» **Annotated listings of elements**:
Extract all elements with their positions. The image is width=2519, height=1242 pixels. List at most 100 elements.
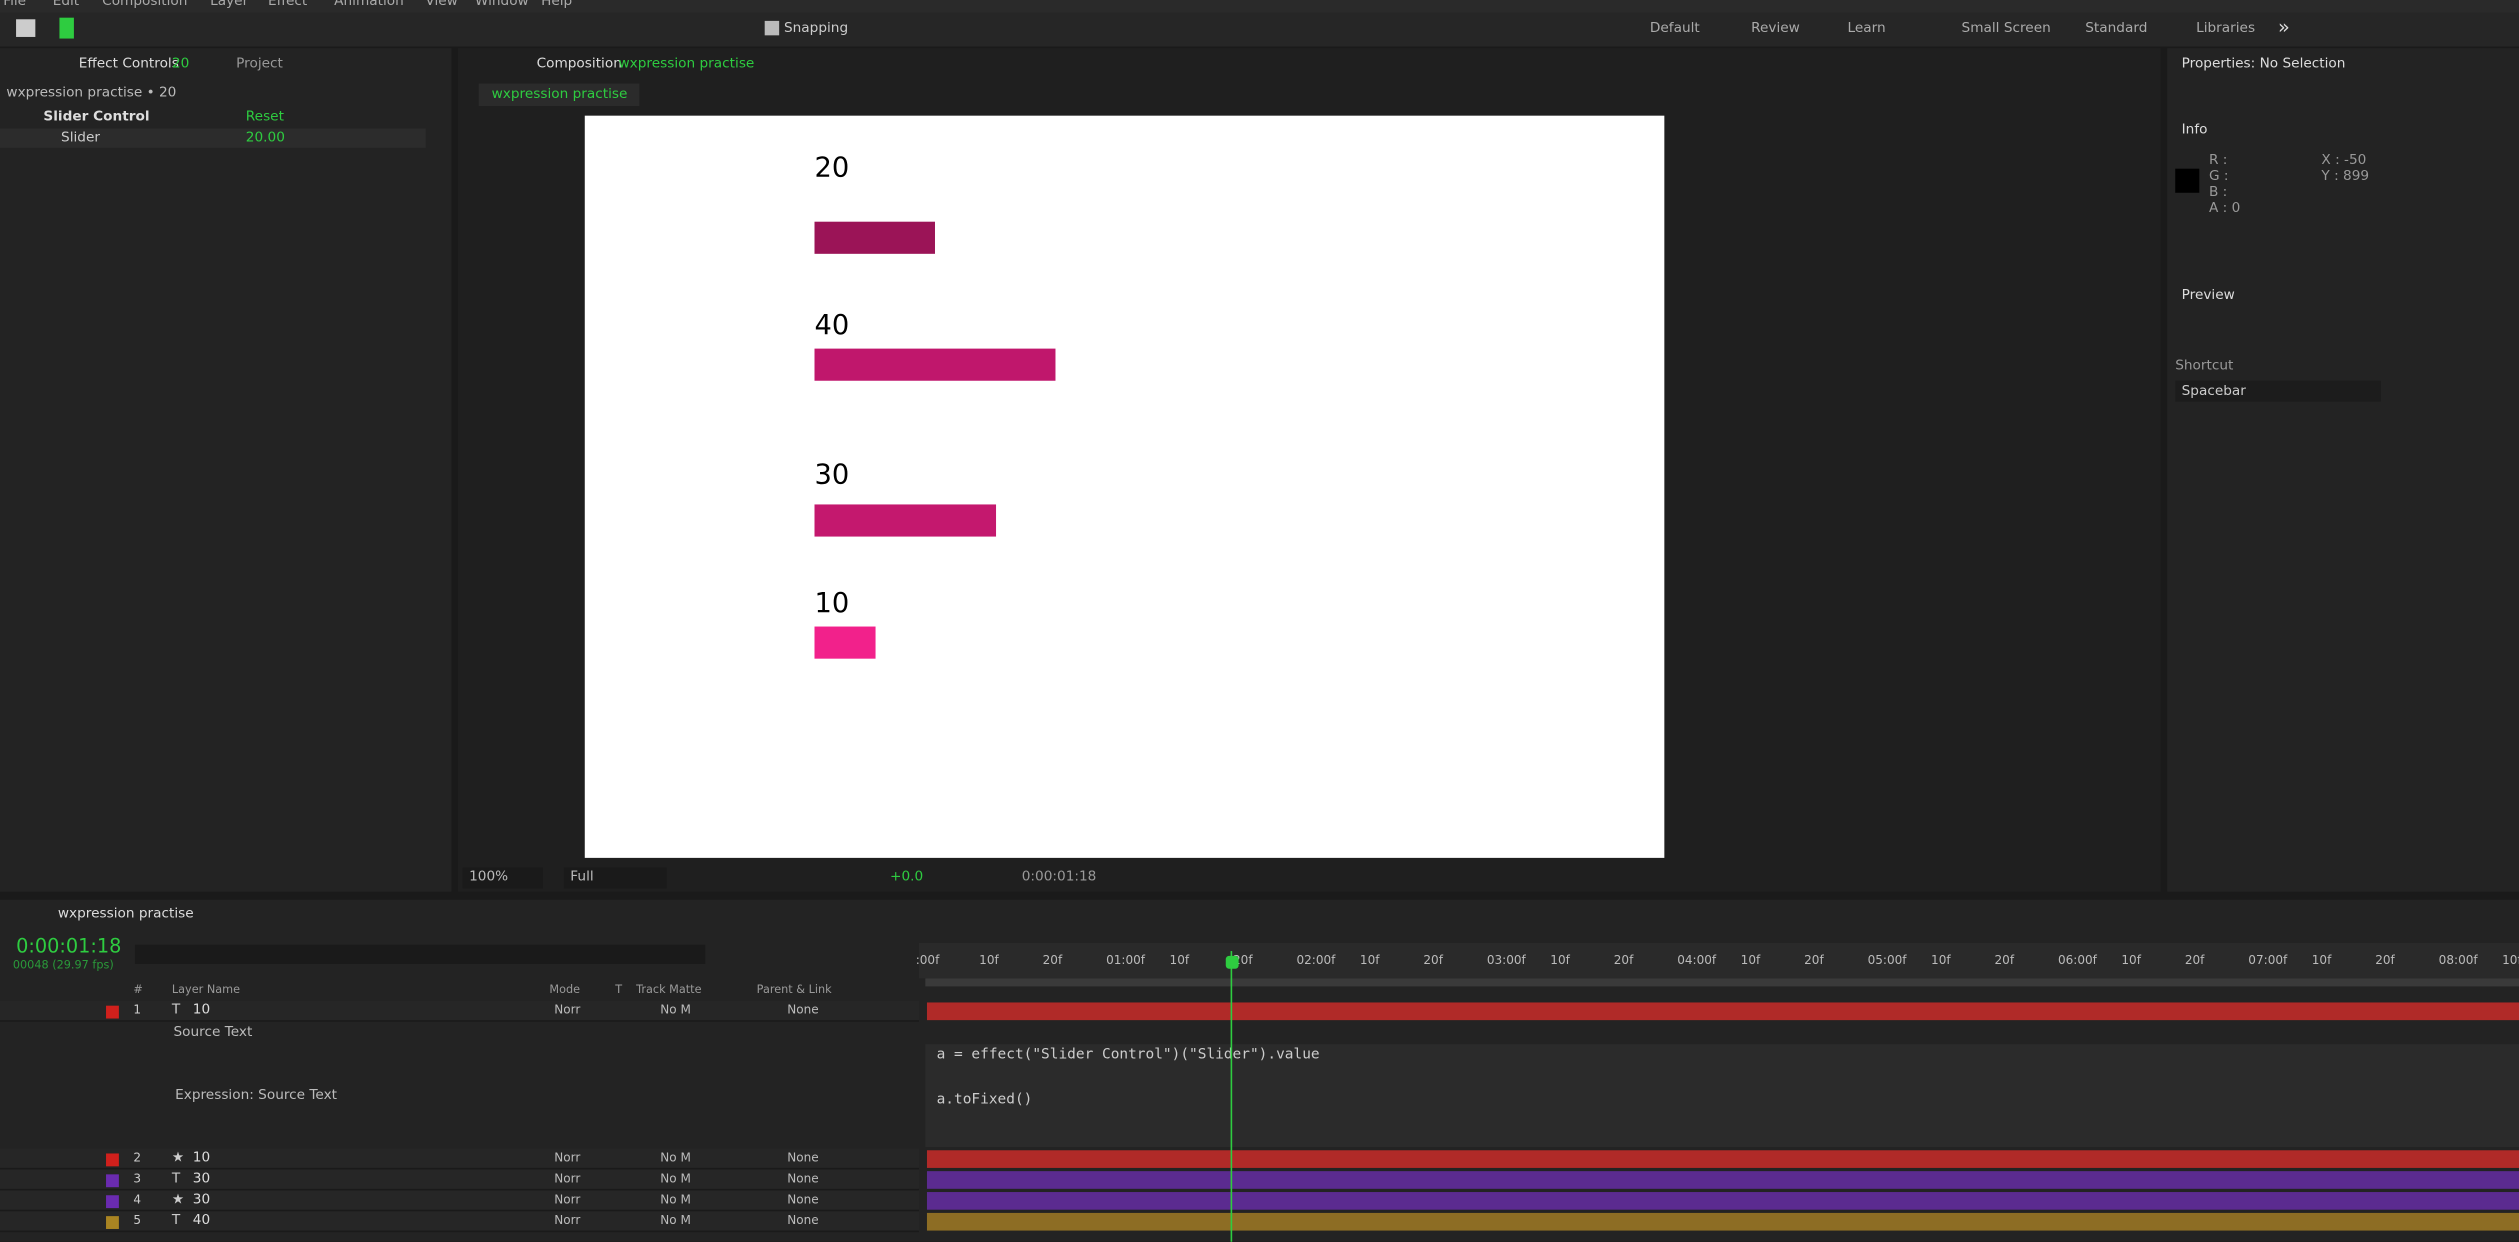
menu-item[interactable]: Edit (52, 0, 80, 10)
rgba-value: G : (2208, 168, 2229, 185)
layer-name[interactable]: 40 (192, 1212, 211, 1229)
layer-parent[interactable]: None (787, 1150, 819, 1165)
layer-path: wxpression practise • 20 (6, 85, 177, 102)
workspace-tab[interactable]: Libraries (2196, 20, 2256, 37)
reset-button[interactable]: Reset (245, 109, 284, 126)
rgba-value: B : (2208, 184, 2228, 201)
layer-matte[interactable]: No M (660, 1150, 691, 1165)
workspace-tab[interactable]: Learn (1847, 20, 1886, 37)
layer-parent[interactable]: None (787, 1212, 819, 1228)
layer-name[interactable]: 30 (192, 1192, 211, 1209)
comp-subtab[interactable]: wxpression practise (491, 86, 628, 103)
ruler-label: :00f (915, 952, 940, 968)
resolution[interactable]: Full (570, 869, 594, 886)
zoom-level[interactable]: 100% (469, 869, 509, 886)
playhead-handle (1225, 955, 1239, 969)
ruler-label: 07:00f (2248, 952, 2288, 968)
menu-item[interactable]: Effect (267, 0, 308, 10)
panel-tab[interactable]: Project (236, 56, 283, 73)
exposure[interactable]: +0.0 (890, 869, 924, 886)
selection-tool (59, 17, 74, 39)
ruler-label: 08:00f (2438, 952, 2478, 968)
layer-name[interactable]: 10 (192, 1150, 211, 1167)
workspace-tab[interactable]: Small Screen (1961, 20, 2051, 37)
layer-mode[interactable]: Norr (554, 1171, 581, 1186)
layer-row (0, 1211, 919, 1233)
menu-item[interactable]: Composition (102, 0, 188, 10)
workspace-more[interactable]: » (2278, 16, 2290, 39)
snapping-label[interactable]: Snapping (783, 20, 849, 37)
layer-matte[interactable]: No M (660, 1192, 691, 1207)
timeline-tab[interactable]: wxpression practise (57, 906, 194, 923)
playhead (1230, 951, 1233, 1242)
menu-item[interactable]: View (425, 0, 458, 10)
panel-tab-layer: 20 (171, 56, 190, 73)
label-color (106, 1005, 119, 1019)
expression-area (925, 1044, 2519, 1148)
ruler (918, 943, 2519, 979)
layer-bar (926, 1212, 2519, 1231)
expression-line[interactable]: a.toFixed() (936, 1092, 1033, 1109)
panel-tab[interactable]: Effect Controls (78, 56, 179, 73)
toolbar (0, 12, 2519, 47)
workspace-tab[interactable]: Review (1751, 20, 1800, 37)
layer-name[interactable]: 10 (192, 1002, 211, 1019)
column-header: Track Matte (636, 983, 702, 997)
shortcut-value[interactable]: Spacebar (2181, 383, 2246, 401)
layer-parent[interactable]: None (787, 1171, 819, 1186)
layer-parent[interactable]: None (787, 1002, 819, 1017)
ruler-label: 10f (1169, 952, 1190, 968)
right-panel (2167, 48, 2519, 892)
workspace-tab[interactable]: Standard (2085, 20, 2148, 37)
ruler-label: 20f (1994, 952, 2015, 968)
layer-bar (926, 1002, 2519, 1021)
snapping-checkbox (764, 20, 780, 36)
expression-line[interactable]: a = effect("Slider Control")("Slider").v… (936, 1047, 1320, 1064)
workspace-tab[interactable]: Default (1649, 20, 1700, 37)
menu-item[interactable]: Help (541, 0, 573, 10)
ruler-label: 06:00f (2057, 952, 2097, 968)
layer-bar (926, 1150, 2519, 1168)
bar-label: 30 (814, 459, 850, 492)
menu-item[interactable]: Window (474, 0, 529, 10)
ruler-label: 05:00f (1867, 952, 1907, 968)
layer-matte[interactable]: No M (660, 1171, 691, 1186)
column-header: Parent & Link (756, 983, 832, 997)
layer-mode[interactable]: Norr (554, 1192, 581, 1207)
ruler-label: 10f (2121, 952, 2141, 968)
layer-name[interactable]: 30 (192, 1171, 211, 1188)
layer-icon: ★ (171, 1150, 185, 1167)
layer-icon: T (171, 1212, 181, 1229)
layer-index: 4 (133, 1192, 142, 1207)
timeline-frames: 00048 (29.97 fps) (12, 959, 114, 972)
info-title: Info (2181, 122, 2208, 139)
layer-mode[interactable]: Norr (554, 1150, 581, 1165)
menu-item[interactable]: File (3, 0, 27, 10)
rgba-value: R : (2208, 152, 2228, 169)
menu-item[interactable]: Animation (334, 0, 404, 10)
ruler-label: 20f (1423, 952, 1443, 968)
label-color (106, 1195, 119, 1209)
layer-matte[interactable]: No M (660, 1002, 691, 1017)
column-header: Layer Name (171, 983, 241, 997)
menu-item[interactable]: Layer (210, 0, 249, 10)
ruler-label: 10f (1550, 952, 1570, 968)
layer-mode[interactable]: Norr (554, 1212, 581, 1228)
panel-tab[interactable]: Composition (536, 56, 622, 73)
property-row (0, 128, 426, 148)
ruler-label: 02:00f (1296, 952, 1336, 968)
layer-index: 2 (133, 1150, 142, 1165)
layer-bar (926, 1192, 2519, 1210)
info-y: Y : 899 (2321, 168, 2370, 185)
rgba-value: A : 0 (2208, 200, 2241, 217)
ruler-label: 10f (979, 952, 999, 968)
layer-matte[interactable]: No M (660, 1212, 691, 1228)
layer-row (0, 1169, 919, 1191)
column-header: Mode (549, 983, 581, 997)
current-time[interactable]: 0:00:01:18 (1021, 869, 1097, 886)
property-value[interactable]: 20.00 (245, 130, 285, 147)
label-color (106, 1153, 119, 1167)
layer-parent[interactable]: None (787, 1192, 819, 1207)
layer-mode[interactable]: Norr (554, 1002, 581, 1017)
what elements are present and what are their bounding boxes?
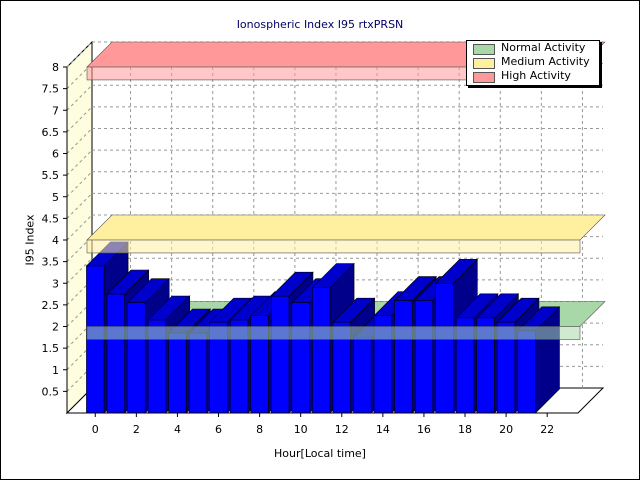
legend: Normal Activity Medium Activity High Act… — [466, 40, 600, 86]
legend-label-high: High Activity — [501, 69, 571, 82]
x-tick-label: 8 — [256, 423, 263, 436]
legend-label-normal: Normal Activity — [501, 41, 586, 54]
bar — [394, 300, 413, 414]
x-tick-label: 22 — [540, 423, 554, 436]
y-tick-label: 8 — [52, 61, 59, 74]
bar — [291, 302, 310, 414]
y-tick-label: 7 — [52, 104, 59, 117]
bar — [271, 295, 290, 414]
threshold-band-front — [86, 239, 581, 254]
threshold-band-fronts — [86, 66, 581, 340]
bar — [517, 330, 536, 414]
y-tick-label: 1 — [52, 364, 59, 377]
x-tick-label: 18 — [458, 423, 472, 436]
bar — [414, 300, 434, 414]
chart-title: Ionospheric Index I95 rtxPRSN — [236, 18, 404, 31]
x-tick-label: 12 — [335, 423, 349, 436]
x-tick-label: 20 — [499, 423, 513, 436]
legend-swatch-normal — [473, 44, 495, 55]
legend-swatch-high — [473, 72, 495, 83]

» **Problem to work on**: Copy all of the lines above without any change, and leave the pictures out of your answer.

» **Solved problem**:
Extract all elements with their positions. The image is width=2519, height=1242 pixels. List at most 100 elements.
menu-item[interactable]: Edit (52, 0, 80, 10)
rgba-value: G : (2208, 168, 2229, 185)
layer-name[interactable]: 40 (192, 1212, 211, 1229)
layer-parent[interactable]: None (787, 1150, 819, 1165)
layer-path: wxpression practise • 20 (6, 85, 177, 102)
workspace-tab[interactable]: Libraries (2196, 20, 2256, 37)
reset-button[interactable]: Reset (245, 109, 284, 126)
rgba-value: B : (2208, 184, 2228, 201)
layer-matte[interactable]: No M (660, 1150, 691, 1165)
workspace-tab[interactable]: Learn (1847, 20, 1886, 37)
layer-parent[interactable]: None (787, 1212, 819, 1228)
layer-name[interactable]: 30 (192, 1192, 211, 1209)
comp-subtab[interactable]: wxpression practise (491, 86, 628, 103)
ruler-label: :00f (915, 952, 940, 968)
resolution[interactable]: Full (570, 869, 594, 886)
zoom-level[interactable]: 100% (469, 869, 509, 886)
playhead-handle (1225, 955, 1239, 969)
ruler-label: 07:00f (2248, 952, 2288, 968)
menu-item[interactable]: Effect (267, 0, 308, 10)
panel-tab[interactable]: Project (236, 56, 283, 73)
exposure[interactable]: +0.0 (890, 869, 924, 886)
selection-tool (59, 17, 74, 39)
ruler-label: 08:00f (2438, 952, 2478, 968)
layer-name[interactable]: 10 (192, 1150, 211, 1167)
workspace-tab[interactable]: Small Screen (1961, 20, 2051, 37)
layer-mode[interactable]: Norr (554, 1171, 581, 1186)
layer-row (0, 1211, 919, 1233)
menu-item[interactable]: Composition (102, 0, 188, 10)
workspace-more[interactable]: » (2278, 16, 2290, 39)
snapping-label[interactable]: Snapping (783, 20, 849, 37)
layer-matte[interactable]: No M (660, 1192, 691, 1207)
timeline-tab[interactable]: wxpression practise (57, 906, 194, 923)
playhead (1230, 951, 1233, 1242)
menu-item[interactable]: View (425, 0, 458, 10)
panel-tab-layer: 20 (171, 56, 190, 73)
label-color (106, 1005, 119, 1019)
expression-area (925, 1044, 2519, 1148)
ruler (918, 943, 2519, 979)
layer-bar (926, 1212, 2519, 1231)
expression-line[interactable]: a.toFixed() (936, 1092, 1033, 1109)
panel-tab[interactable]: Effect Controls (78, 56, 179, 73)
toolbar (0, 12, 2519, 47)
workspace-tab[interactable]: Review (1751, 20, 1800, 37)
layer-name[interactable]: 10 (192, 1002, 211, 1019)
column-header: Track Matte (636, 983, 702, 997)
shortcut-value[interactable]: Spacebar (2181, 383, 2246, 401)
layer-parent[interactable]: None (787, 1171, 819, 1186)
layer-parent[interactable]: None (787, 1002, 819, 1017)
ruler-label: 10f (1169, 952, 1190, 968)
right-panel (2167, 48, 2519, 892)
workspace-tab[interactable]: Standard (2085, 20, 2148, 37)
ruler-label: 20f (1994, 952, 2015, 968)
layer-bar (926, 1002, 2519, 1021)
snapping-checkbox (764, 20, 780, 36)
expression-line[interactable]: a = effect("Slider Control")("Slider").v… (936, 1047, 1320, 1064)
workspace-tab[interactable]: Default (1649, 20, 1700, 37)
menu-item[interactable]: Help (541, 0, 573, 10)
ruler-label: 06:00f (2057, 952, 2097, 968)
layer-bar (926, 1150, 2519, 1168)
bar-label: 30 (814, 459, 850, 492)
menu-item[interactable]: Window (474, 0, 529, 10)
ruler-label: 05:00f (1867, 952, 1907, 968)
layer-matte[interactable]: No M (660, 1171, 691, 1186)
column-header: Parent & Link (756, 983, 832, 997)
layer-mode[interactable]: Norr (554, 1192, 581, 1207)
ruler-label: 10f (2121, 952, 2141, 968)
layer-name[interactable]: 30 (192, 1171, 211, 1188)
layer-icon: ★ (171, 1150, 185, 1167)
layer-icon: T (171, 1212, 181, 1229)
layer-index: 4 (133, 1192, 142, 1207)
timeline-frames: 00048 (29.97 fps) (12, 959, 114, 972)
info-title: Info (2181, 122, 2208, 139)
layer-mode[interactable]: Norr (554, 1150, 581, 1165)
menu-item[interactable]: File (3, 0, 27, 10)
rgba-value: R : (2208, 152, 2228, 169)
menu-item[interactable]: Animation (334, 0, 404, 10)
ruler-label: 20f (1423, 952, 1443, 968)
label-color (106, 1195, 119, 1209)
layer-matte[interactable]: No M (660, 1002, 691, 1017)
column-header: Layer Name (171, 983, 241, 997)
menu-item[interactable]: Layer (210, 0, 249, 10)
ruler-label: 10f (1550, 952, 1570, 968)
layer-mode[interactable]: Norr (554, 1212, 581, 1228)
panel-tab[interactable]: Composition (536, 56, 622, 73)
property-row (0, 128, 426, 148)
ruler-label: 02:00f (1296, 952, 1336, 968)
layer-index: 2 (133, 1150, 142, 1165)
layer-bar (926, 1192, 2519, 1210)
info-y: Y : 899 (2321, 168, 2370, 185)
rgba-value: A : 0 (2208, 200, 2241, 217)
ruler-label: 10f (979, 952, 999, 968)
layer-matte[interactable]: No M (660, 1212, 691, 1228)
layer-row (0, 1169, 919, 1191)
column-header: Mode (549, 983, 581, 997)
current-time[interactable]: 0:00:01:18 (1021, 869, 1097, 886)
property-value[interactable]: 20.00 (245, 130, 285, 147)
label-color (106, 1153, 119, 1167)
layer-parent[interactable]: None (787, 1192, 819, 1207)
layer-mode[interactable]: Norr (554, 1002, 581, 1017)
what elements are present and what are their bounding boxes?
legend: Normal Activity Medium Activity High Act… — [466, 40, 600, 86]
legend-label-high: High Activity — [501, 69, 571, 82]
x-tick-label: 8 — [256, 423, 263, 436]
legend-label-normal: Normal Activity — [501, 41, 586, 54]
bar — [394, 300, 413, 414]
x-tick-label: 22 — [540, 423, 554, 436]
y-tick-label: 8 — [52, 61, 59, 74]
bar — [291, 302, 310, 414]
y-tick-label: 7 — [52, 104, 59, 117]
bar — [271, 295, 290, 414]
threshold-band-front — [86, 239, 581, 254]
threshold-band-fronts — [86, 66, 581, 340]
bar — [517, 330, 536, 414]
y-tick-label: 1 — [52, 364, 59, 377]
x-tick-label: 18 — [458, 423, 472, 436]
bar — [414, 300, 434, 414]
chart-title: Ionospheric Index I95 rtxPRSN — [236, 18, 404, 31]
x-tick-label: 12 — [335, 423, 349, 436]
x-tick-label: 20 — [499, 423, 513, 436]
legend-swatch-normal — [473, 44, 495, 55]
legend-swatch-high — [473, 72, 495, 83]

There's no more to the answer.